Start of Source data

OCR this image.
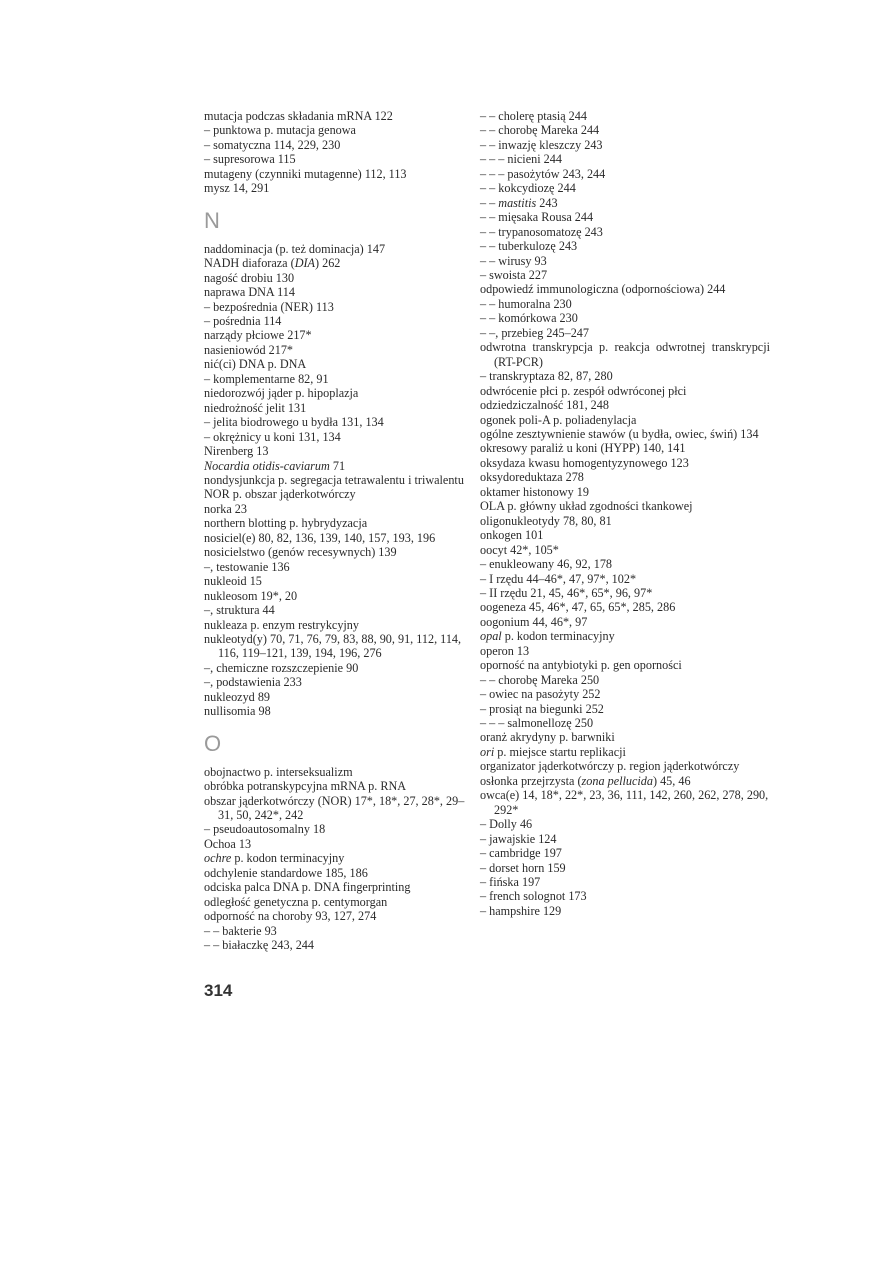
mutacja podczas składania mRNA 122
– punktowa p. mutacja genowa
– somatyczna 114, 229, 230
– supresorowa 115
mutageny (czynniki mutagenne) 112, 113
mysz 14, 291
N
naddominacja (p. też dominacja) 147
NADH diaforaza (DIA) 262
nagość drobiu 130
naprawa DNA 114
– bezpośrednia (NER) 113
– pośrednia 114
narządy płciowe 217*
nasieniowód 217*
nić(ci) DNA p. DNA
– komplementarne 82, 91
niedorozwój jąder p. hipoplazja
niedrożność jelit 131
– jelita biodrowego u bydła 131, 134
– okrężnicy u koni 131, 134
Nirenberg 13
Nocardia otidis-caviarum 71
nondysjunkcja p. segregacja tetrawalentu i triwalentu
NOR p. obszar jąderkotwórczy
norka 23
northern blotting p. hybrydyzacja
nosiciel(e) 80, 82, 136, 139, 140, 157, 193, 196
nosicielstwo (genów recesywnych) 139
–, testowanie 136
nukleoid 15
nukleosom 19*, 20
–, struktura 44
nukleaza p. enzym restrykcyjny
nukleotyd(y) 70, 71, 76, 79, 83, 88, 90, 91, 112, 114, 116, 119–121, 139, 194, 196, 276
–, chemiczne rozszczepienie 90
–, podstawienia 233
nukleozyd 89
nullisomia 98
O
obojnactwo p. interseksualizm
obróbka potranskypcyjna mRNA p. RNA
obszar jąderkotwórczy (NOR) 17*, 18*, 27, 28*, 29–31, 50, 242*, 242
– pseudoautosomalny 18
Ochoa 13
ochre p. kodon terminacyjny
odchylenie standardowe 185, 186
odciska palca DNA p. DNA fingerprinting
odległość genetyczna p. centymorgan
odporność na choroby 93, 127, 274
– – bakterie 93
– – białaczkę 243, 244
– – cholerę ptasią 244
– – chorobę Mareka 244
– – inwazję kleszczy 243
– – – nicieni 244
– – – pasożytów 243, 244
– – kokcydiozę 244
– – mastitis 243
– – mięsaka Rousa 244
– – trypanosomatozę 243
– – tuberkulozę 243
– – wirusy 93
– swoista 227
odpowiedź immunologiczna (odpornościowa) 244
– – humoralna 230
– – komórkowa 230
– –, przebieg 245–247
odwrotna transkrypcja p. reakcja odwrotnej transkrypcji (RT-PCR)
– transkryptaza 82, 87, 280
odwrócenie płci p. zespół odwróconej płci
odziedziczalność 181, 248
ogonek poli-A p. poliadenylacja
ogólne zesztywnienie stawów (u bydła, owiec, świń) 134
okresowy paraliż u koni (HYPP) 140, 141
oksydaza kwasu homogentyzynowego 123
oksydoreduktaza 278
oktamer histonowy 19
OLA p. główny układ zgodności tkankowej
oligonukleotydy 78, 80, 81
onkogen 101
oocyt 42*, 105*
– enukleowany 46, 92, 178
– I rzędu 44–46*, 47, 97*, 102*
– II rzędu 21, 45, 46*, 65*, 96, 97*
oogeneza 45, 46*, 47, 65, 65*, 285, 286
oogonium 44, 46*, 97
opal p. kodon terminacyjny
operon 13
oporność na antybiotyki p. gen oporności
– – chorobę Mareka 250
– owiec na pasożyty 252
– prosiąt na biegunki 252
– – – salmonellozę 250
oranż akrydyny p. barwniki
ori p. miejsce startu replikacji
organizator jąderkotwórczy p. region jąderkotwórczy
osłonka przejrzysta (zona pellucida) 45, 46
owca(e) 14, 18*, 22*, 23, 36, 111, 142, 260, 262, 278, 290, 292*
– Dolly 46
– jawajskie 124
– cambridge 197
– dorset horn 159
– fińska 197
– french solognot 173
– hampshire 129
314
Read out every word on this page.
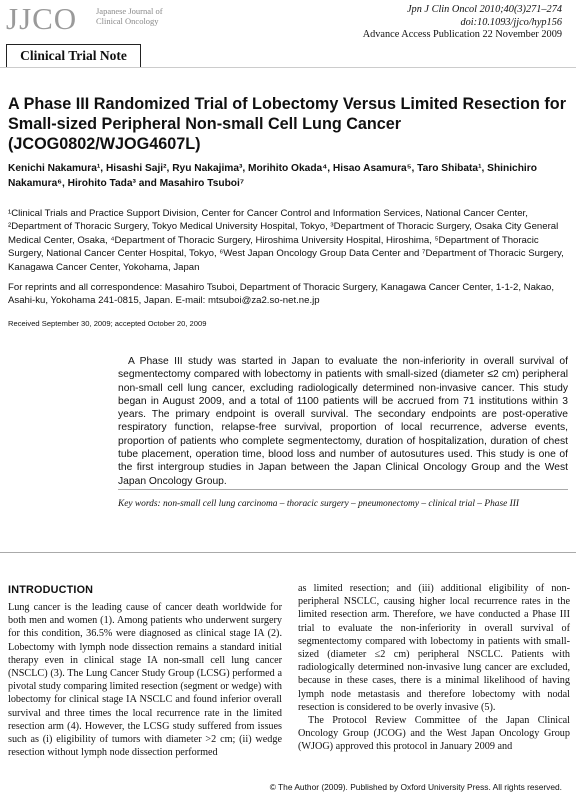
JJCO Japanese Journal of Clinical Oncology
Jpn J Clin Oncol 2010;40(3)271–274
doi:10.1093/jjco/hyp156
Advance Access Publication 22 November 2009
Clinical Trial Note
A Phase III Randomized Trial of Lobectomy Versus Limited Resection for Small-sized Peripheral Non-small Cell Lung Cancer (JCOG0802/WJOG4607L)
Kenichi Nakamura¹, Hisashi Saji², Ryu Nakajima³, Morihito Okada⁴, Hisao Asamura⁵, Taro Shibata¹, Shinichiro Nakamura⁶, Hirohito Tada³ and Masahiro Tsuboi⁷
¹Clinical Trials and Practice Support Division, Center for Cancer Control and Information Services, National Cancer Center, ²Department of Thoracic Surgery, Tokyo Medical University Hospital, Tokyo, ³Department of Thoracic Surgery, Osaka City General Medical Center, Osaka, ⁴Department of Thoracic Surgery, Hiroshima University Hospital, Hiroshima, ⁵Department of Thoracic Surgery, National Cancer Center Hospital, Tokyo, ⁶West Japan Oncology Group Data Center and ⁷Department of Thoracic Surgery, Kanagawa Cancer Center, Yokohama, Japan
For reprints and all correspondence: Masahiro Tsuboi, Department of Thoracic Surgery, Kanagawa Cancer Center, 1-1-2, Nakao, Asahi-ku, Yokohama 241-0815, Japan. E-mail: mtsuboi@za2.so-net.ne.jp
Received September 30, 2009; accepted October 20, 2009
A Phase III study was started in Japan to evaluate the non-inferiority in overall survival of segmentectomy compared with lobectomy in patients with small-sized (diameter ≤2 cm) peripheral non-small cell lung cancer, excluding radiologically determined non-invasive cancer. This study began in August 2009, and a total of 1100 patients will be accrued from 71 institutions within 3 years. The primary endpoint is overall survival. The secondary endpoints are post-operative respiratory function, relapse-free survival, proportion of local recurrence, adverse events, proportion of patients who complete segmentectomy, duration of hospitalization, duration of chest tube placement, operation time, blood loss and number of autosutures used. This study is one of the first intergroup studies in Japan between the Japan Clinical Oncology Group and the West Japan Oncology Group.
Key words: non-small cell lung carcinoma – thoracic surgery – pneumonectomy – clinical trial – Phase III
INTRODUCTION

Lung cancer is the leading cause of cancer death worldwide for both men and women (1). Among patients who underwent surgery for this condition, 36.5% were diagnosed as clinical stage IA (2). Lobectomy with lymph node dissection remains a standard initial therapy even in clinical stage IA non-small cell lung cancer (NSCLC) (3). The Lung Cancer Study Group (LCSG) performed a pivotal study comparing limited resection (segment or wedge) with lobectomy for clinical stage IA NSCLC and found inferior overall survival and three times the local recurrence rate in the limited resection arm (4). However, the LCSG study suffered from issues such as (i) eligibility of tumors with diameter >2 cm; (ii) wedge resection without lymph node dissection performed

as limited resection; and (iii) additional eligibility of non-peripheral NSCLC, causing higher local recurrence rates in the limited resection arm. Therefore, we have conducted a Phase III trial to evaluate the non-inferiority in overall survival of segmentectomy compared with lobectomy in patients with small-sized (diameter ≤2 cm) peripheral NSCLC. Patients with radiologically determined non-invasive lung cancer are excluded, because in these cases, there is a minimal likelihood of having lymph node metastasis and therefore lobectomy with nodal resection is considered to be overly invasive (5).

The Protocol Review Committee of the Japan Clinical Oncology Group (JCOG) and the West Japan Oncology Group (WJOG) approved this protocol in January 2009 and

© The Author (2009). Published by Oxford University Press. All rights reserved.
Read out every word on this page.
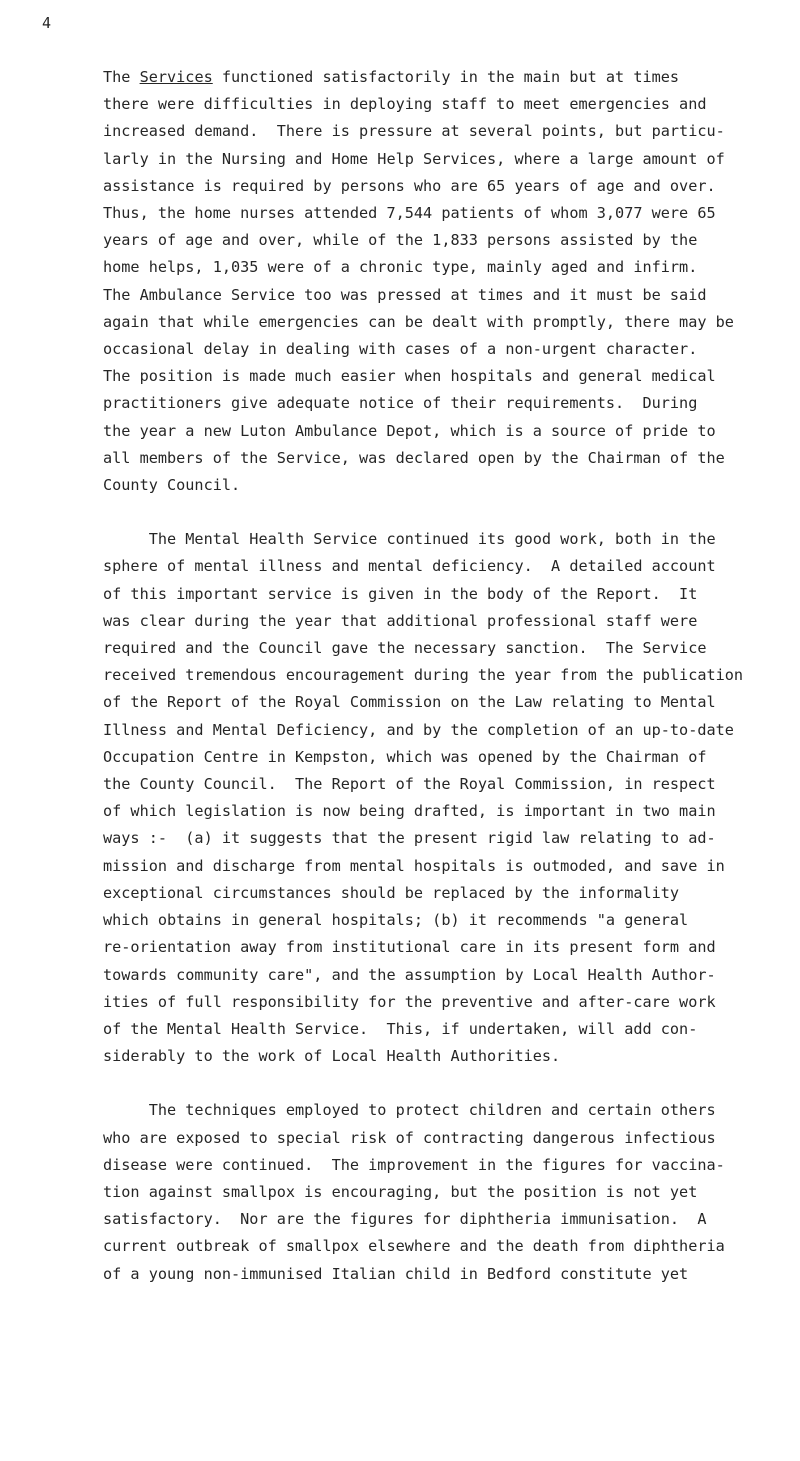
4
The Services functioned satisfactorily in the main but at times
there were difficulties in deploying staff to meet emergencies and
increased demand.  There is pressure at several points, but particu-
larly in the Nursing and Home Help Services, where a large amount of
assistance is required by persons who are 65 years of age and over.
Thus, the home nurses attended 7,544 patients of whom 3,077 were 65
years of age and over, while of the 1,833 persons assisted by the
home helps, 1,035 were of a chronic type, mainly aged and infirm.
The Ambulance Service too was pressed at times and it must be said
again that while emergencies can be dealt with promptly, there may be
occasional delay in dealing with cases of a non-urgent character.
The position is made much easier when hospitals and general medical
practitioners give adequate notice of their requirements.  During
the year a new Luton Ambulance Depot, which is a source of pride to
all members of the Service, was declared open by the Chairman of the
County Council.
The Mental Health Service continued its good work, both in the
sphere of mental illness and mental deficiency.  A detailed account
of this important service is given in the body of the Report.  It
was clear during the year that additional professional staff were
required and the Council gave the necessary sanction.  The Service
received tremendous encouragement during the year from the publication
of the Report of the Royal Commission on the Law relating to Mental
Illness and Mental Deficiency, and by the completion of an up-to-date
Occupation Centre in Kempston, which was opened by the Chairman of
the County Council.  The Report of the Royal Commission, in respect
of which legislation is now being drafted, is important in two main
ways :-  (a) it suggests that the present rigid law relating to ad-
mission and discharge from mental hospitals is outmoded, and save in
exceptional circumstances should be replaced by the informality
which obtains in general hospitals; (b) it recommends "a general
re-orientation away from institutional care in its present form and
towards community care", and the assumption by Local Health Author-
ities of full responsibility for the preventive and after-care work
of the Mental Health Service.  This, if undertaken, will add con-
siderably to the work of Local Health Authorities.
The techniques employed to protect children and certain others
who are exposed to special risk of contracting dangerous infectious
disease were continued.  The improvement in the figures for vaccina-
tion against smallpox is encouraging, but the position is not yet
satisfactory.  Nor are the figures for diphtheria immunisation.  A
current outbreak of smallpox elsewhere and the death from diphtheria
of a young non-immunised Italian child in Bedford constitute yet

End of Source data

Aim of the exercise: Show each line of the listing that holds the string "kodon".

Task answer:
ochre p. kodon terminacyjny
opal p. kodon terminacyjny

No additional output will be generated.